> THE PROBLEM
Exactly as they appear, output all of the entries.

> INPUT DATA

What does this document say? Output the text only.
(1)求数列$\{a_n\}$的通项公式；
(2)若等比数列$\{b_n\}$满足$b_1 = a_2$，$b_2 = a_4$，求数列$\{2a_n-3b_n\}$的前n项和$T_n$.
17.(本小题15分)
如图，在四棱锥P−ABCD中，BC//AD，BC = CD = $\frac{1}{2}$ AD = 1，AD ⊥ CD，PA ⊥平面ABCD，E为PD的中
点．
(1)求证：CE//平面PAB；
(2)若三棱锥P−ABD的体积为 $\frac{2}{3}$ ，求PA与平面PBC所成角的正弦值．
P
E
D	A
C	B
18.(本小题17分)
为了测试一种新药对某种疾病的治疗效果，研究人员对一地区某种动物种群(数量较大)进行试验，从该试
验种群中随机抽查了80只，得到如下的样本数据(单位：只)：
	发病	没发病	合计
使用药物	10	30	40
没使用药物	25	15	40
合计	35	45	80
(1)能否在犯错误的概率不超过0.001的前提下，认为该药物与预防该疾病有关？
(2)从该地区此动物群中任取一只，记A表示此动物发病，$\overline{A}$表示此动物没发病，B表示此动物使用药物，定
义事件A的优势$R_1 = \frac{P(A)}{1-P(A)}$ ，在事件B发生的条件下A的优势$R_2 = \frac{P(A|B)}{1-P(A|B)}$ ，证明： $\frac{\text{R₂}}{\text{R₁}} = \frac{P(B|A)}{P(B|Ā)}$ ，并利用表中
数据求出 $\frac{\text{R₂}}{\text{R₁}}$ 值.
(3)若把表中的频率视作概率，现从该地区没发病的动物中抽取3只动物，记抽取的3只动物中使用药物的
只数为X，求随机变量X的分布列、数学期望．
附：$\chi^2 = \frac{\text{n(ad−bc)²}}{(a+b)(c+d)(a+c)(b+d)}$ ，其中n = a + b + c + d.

> WRITTEN ANSWER
What does this document say? Output the text only.
(1)求数列$\{a_n\}$的通项公式；
(2)若等比数列$\{b_n\}$满足$b_1 = a_2$，$b_2 = a_4$，求数列$\{2a_n-3b_n\}$的前n项和$T_n$.
17.(本小题15分)
如图，在四棱锥P−ABCD中，BC//AD，BC = CD = $\frac{1}{2}$ AD = 1，AD ⊥ CD，PA ⊥平面ABCD，E为PD的中
点．
(1)求证：CE//平面PAB；
(2)若三棱锥P−ABD的体积为 $\frac{2}{3}$ ，求PA与平面PBC所成角的正弦值．
P
E
D	A
C	B
18.(本小题17分)
为了测试一种新药对某种疾病的治疗效果，研究人员对一地区某种动物种群(数量较大)进行试验，从该试
验种群中随机抽查了80只，得到如下的样本数据(单位：只)：
	发病	没发病	合计
使用药物	10	30	40
没使用药物	25	15	40
合计	35	45	80
(1)能否在犯错误的概率不超过0.001的前提下，认为该药物与预防该疾病有关？
(2)从该地区此动物群中任取一只，记A表示此动物发病，$\overline{A}$表示此动物没发病，B表示此动物使用药物，定
义事件A的优势$R_1 = \frac{P(A)}{1-P(A)}$ ，在事件B发生的条件下A的优势$R_2 = \frac{P(A|B)}{1-P(A|B)}$ ，证明： $\frac{\text{R₂}}{\text{R₁}} = \frac{P(B|A)}{P(B|Ā)}$ ，并利用表中
数据求出 $\frac{\text{R₂}}{\text{R₁}}$ 值.
(3)若把表中的频率视作概率，现从该地区没发病的动物中抽取3只动物，记抽取的3只动物中使用药物的
只数为X，求随机变量X的分布列、数学期望．
附：$\chi^2 = \frac{\text{n(ad−bc)²}}{(a+b)(c+d)(a+c)(b+d)}$ ，其中n = a + b + c + d.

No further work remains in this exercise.